RECORD EXTRACTS
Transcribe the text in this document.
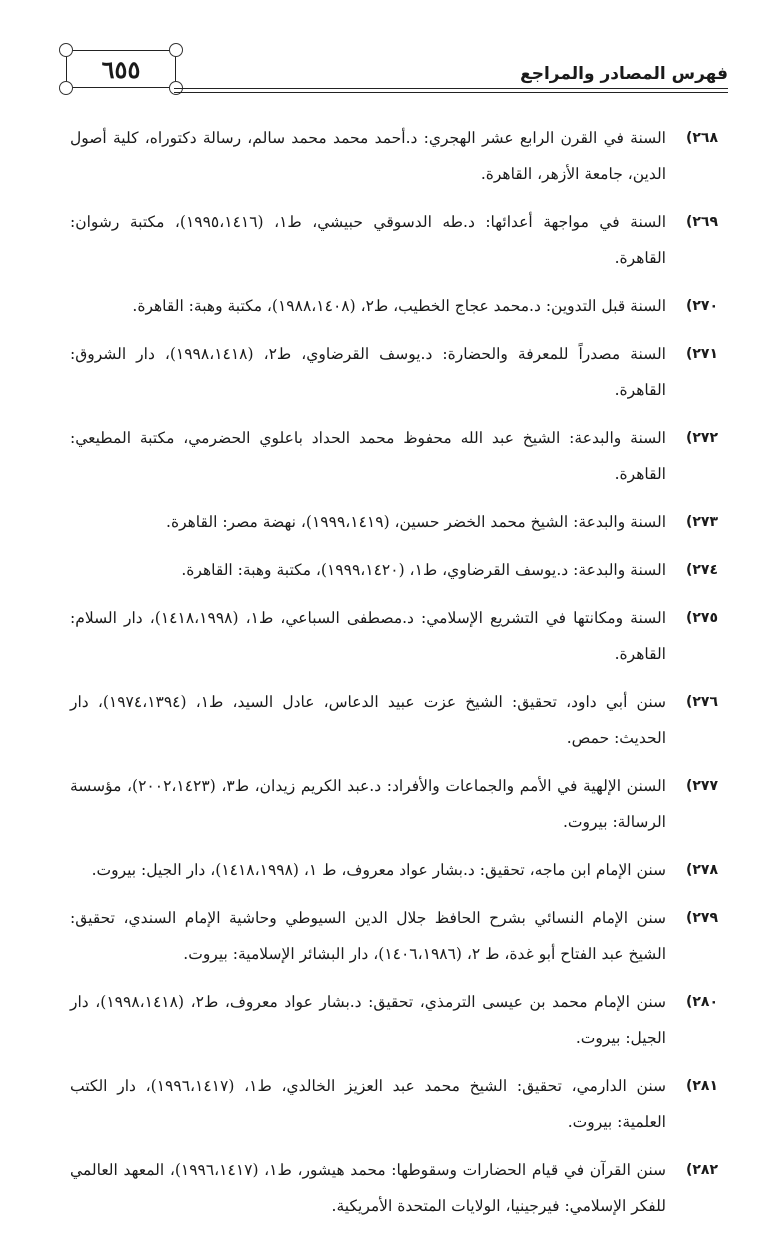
٦٥٥	فهرس المصادر والمراجع
٢٦٨)
السنة في القرن الرابع عشر الهجري: د.أحمد محمد محمد سالم، رسالة دكتوراه، كلية أصول الدين، جامعة الأزهر، القاهرة.
٢٦٩)
السنة في مواجهة أعدائها: د.طه الدسوقي حبيشي، ط١، (١٩٩٥،١٤١٦)، مكتبة رشوان: القاهرة.
٢٧٠)
السنة قبل التدوين: د.محمد عجاج الخطيب، ط٢، (١٩٨٨،١٤٠٨)، مكتبة وهبة: القاهرة.
٢٧١)
السنة مصدراً للمعرفة والحضارة: د.يوسف القرضاوي، ط٢، (١٩٩٨،١٤١٨)، دار الشروق: القاهرة.
٢٧٢)
السنة والبدعة: الشيخ عبد الله محفوظ محمد الحداد باعلوي الحضرمي، مكتبة المطيعي: القاهرة.
٢٧٣)
السنة والبدعة: الشيخ محمد الخضر حسين، (١٩٩٩،١٤١٩)، نهضة مصر: القاهرة.
٢٧٤)
السنة والبدعة: د.يوسف القرضاوي، ط١، (١٩٩٩،١٤٢٠)، مكتبة وهبة: القاهرة.
٢٧٥)
السنة ومكانتها في التشريع الإسلامي: د.مصطفى السباعي، ط١، (١٤١٨،١٩٩٨)، دار السلام: القاهرة.
٢٧٦)
سنن أبي داود، تحقيق: الشيخ عزت عبيد الدعاس، عادل السيد، ط١، (١٩٧٤،١٣٩٤)، دار الحديث: حمص.
٢٧٧)
السنن الإلهية في الأمم والجماعات والأفراد: د.عبد الكريم زيدان، ط٣، (٢٠٠٢،١٤٢٣)، مؤسسة الرسالة: بيروت.
٢٧٨)
سنن الإمام ابن ماجه، تحقيق: د.بشار عواد معروف، ط ١، (١٤١٨،١٩٩٨)، دار الجيل: بيروت.
٢٧٩)
سنن الإمام النسائي بشرح الحافظ جلال الدين السيوطي وحاشية الإمام السندي، تحقيق: الشيخ عبد الفتاح أبو غدة، ط ٢، (١٤٠٦،١٩٨٦)، دار البشائر الإسلامية: بيروت.
٢٨٠)
سنن الإمام محمد بن عيسى الترمذي، تحقيق: د.بشار عواد معروف، ط٢، (١٩٩٨،١٤١٨)، دار الجيل: بيروت.
٢٨١)
سنن الدارمي، تحقيق: الشيخ محمد عبد العزيز الخالدي، ط١، (١٩٩٦،١٤١٧)، دار الكتب العلمية: بيروت.
٢٨٢)
سنن القرآن في قيام الحضارات وسقوطها: محمد هيشور، ط١، (١٩٩٦،١٤١٧)، المعهد العالمي للفكر الإسلامي: فيرجينيا، الولايات المتحدة الأمريكية.
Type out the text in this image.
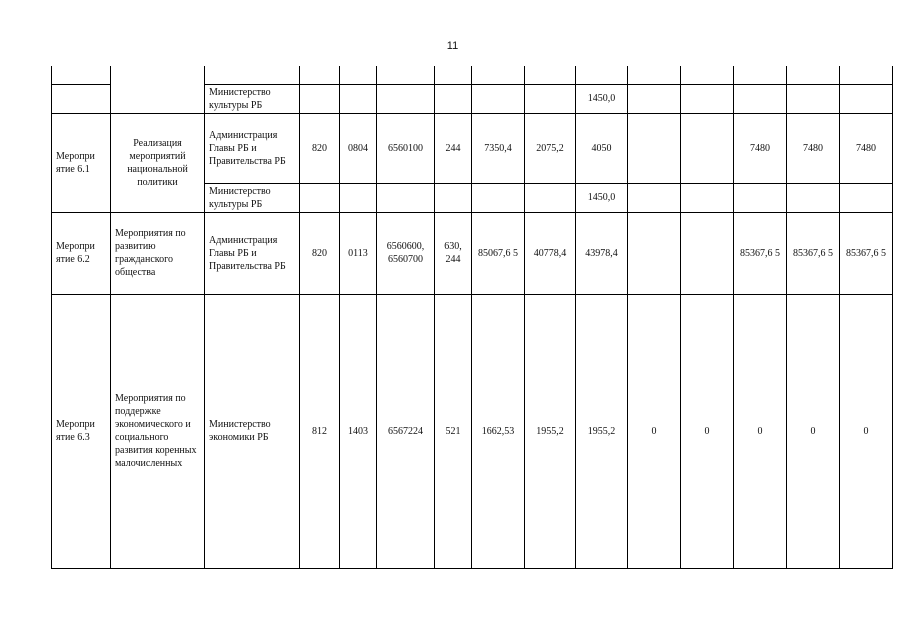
11

		Министерство культуры РБ							1450,0					
Меропри ятие 6.1	Реализация мероприятий национальной политики	Администрация Главы РБ и Правительства РБ	820	0804	6560100	244	7350,4	2075,2	4050			7480	7480	7480
		Министерство культуры РБ							1450,0					
Меропри ятие 6.2	Мероприятия по развитию гражданского общества	Администрация Главы РБ и Правительства РБ	820	0113	6560600, 6560700	630, 244	85067,6 5	40778,4	43978,4			85367,6 5	85367,6 5	85367,6 5
Меропри ятие 6.3	Мероприятия по поддержке экономического и социального развития коренных малочисленных	Министерство экономики РБ	812	1403	6567224	521	1662,53	1955,2	1955,2	0	0	0	0	0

DESCRIPTION OF THE TASK
Each entry should be repeated exactly as it appears; the pictures stay out.

RESULT
Transcribe the text in this document.
٦٥٥	فهرس المصادر والمراجع
٢٦٨)
السنة في القرن الرابع عشر الهجري: د.أحمد محمد محمد سالم، رسالة دكتوراه، كلية أصول الدين، جامعة الأزهر، القاهرة.
٢٦٩)
السنة في مواجهة أعدائها: د.طه الدسوقي حبيشي، ط١، (١٩٩٥،١٤١٦)، مكتبة رشوان: القاهرة.
٢٧٠)
السنة قبل التدوين: د.محمد عجاج الخطيب، ط٢، (١٩٨٨،١٤٠٨)، مكتبة وهبة: القاهرة.
٢٧١)
السنة مصدراً للمعرفة والحضارة: د.يوسف القرضاوي، ط٢، (١٩٩٨،١٤١٨)، دار الشروق: القاهرة.
٢٧٢)
السنة والبدعة: الشيخ عبد الله محفوظ محمد الحداد باعلوي الحضرمي، مكتبة المطيعي: القاهرة.
٢٧٣)
السنة والبدعة: الشيخ محمد الخضر حسين، (١٩٩٩،١٤١٩)، نهضة مصر: القاهرة.
٢٧٤)
السنة والبدعة: د.يوسف القرضاوي، ط١، (١٩٩٩،١٤٢٠)، مكتبة وهبة: القاهرة.
٢٧٥)
السنة ومكانتها في التشريع الإسلامي: د.مصطفى السباعي، ط١، (١٤١٨،١٩٩٨)، دار السلام: القاهرة.
٢٧٦)
سنن أبي داود، تحقيق: الشيخ عزت عبيد الدعاس، عادل السيد، ط١، (١٩٧٤،١٣٩٤)، دار الحديث: حمص.
٢٧٧)
السنن الإلهية في الأمم والجماعات والأفراد: د.عبد الكريم زيدان، ط٣، (٢٠٠٢،١٤٢٣)، مؤسسة الرسالة: بيروت.
٢٧٨)
سنن الإمام ابن ماجه، تحقيق: د.بشار عواد معروف، ط ١، (١٤١٨،١٩٩٨)، دار الجيل: بيروت.
٢٧٩)
سنن الإمام النسائي بشرح الحافظ جلال الدين السيوطي وحاشية الإمام السندي، تحقيق: الشيخ عبد الفتاح أبو غدة، ط ٢، (١٤٠٦،١٩٨٦)، دار البشائر الإسلامية: بيروت.
٢٨٠)
سنن الإمام محمد بن عيسى الترمذي، تحقيق: د.بشار عواد معروف، ط٢، (١٩٩٨،١٤١٨)، دار الجيل: بيروت.
٢٨١)
سنن الدارمي، تحقيق: الشيخ محمد عبد العزيز الخالدي، ط١، (١٩٩٦،١٤١٧)، دار الكتب العلمية: بيروت.
٢٨٢)
سنن القرآن في قيام الحضارات وسقوطها: محمد هيشور، ط١، (١٩٩٦،١٤١٧)، المعهد العالمي للفكر الإسلامي: فيرجينيا، الولايات المتحدة الأمريكية.
Type out the text in this image.
11

		Министерство культуры РБ							1450,0					
Меропри ятие 6.1	Реализация мероприятий национальной политики	Администрация Главы РБ и Правительства РБ	820	0804	6560100	244	7350,4	2075,2	4050			7480	7480	7480
		Министерство культуры РБ							1450,0					
Меропри ятие 6.2	Мероприятия по развитию гражданского общества	Администрация Главы РБ и Правительства РБ	820	0113	6560600, 6560700	630, 244	85067,6 5	40778,4	43978,4			85367,6 5	85367,6 5	85367,6 5
Меропри ятие 6.3	Мероприятия по поддержке экономического и социального развития коренных малочисленных	Министерство экономики РБ	812	1403	6567224	521	1662,53	1955,2	1955,2	0	0	0	0	0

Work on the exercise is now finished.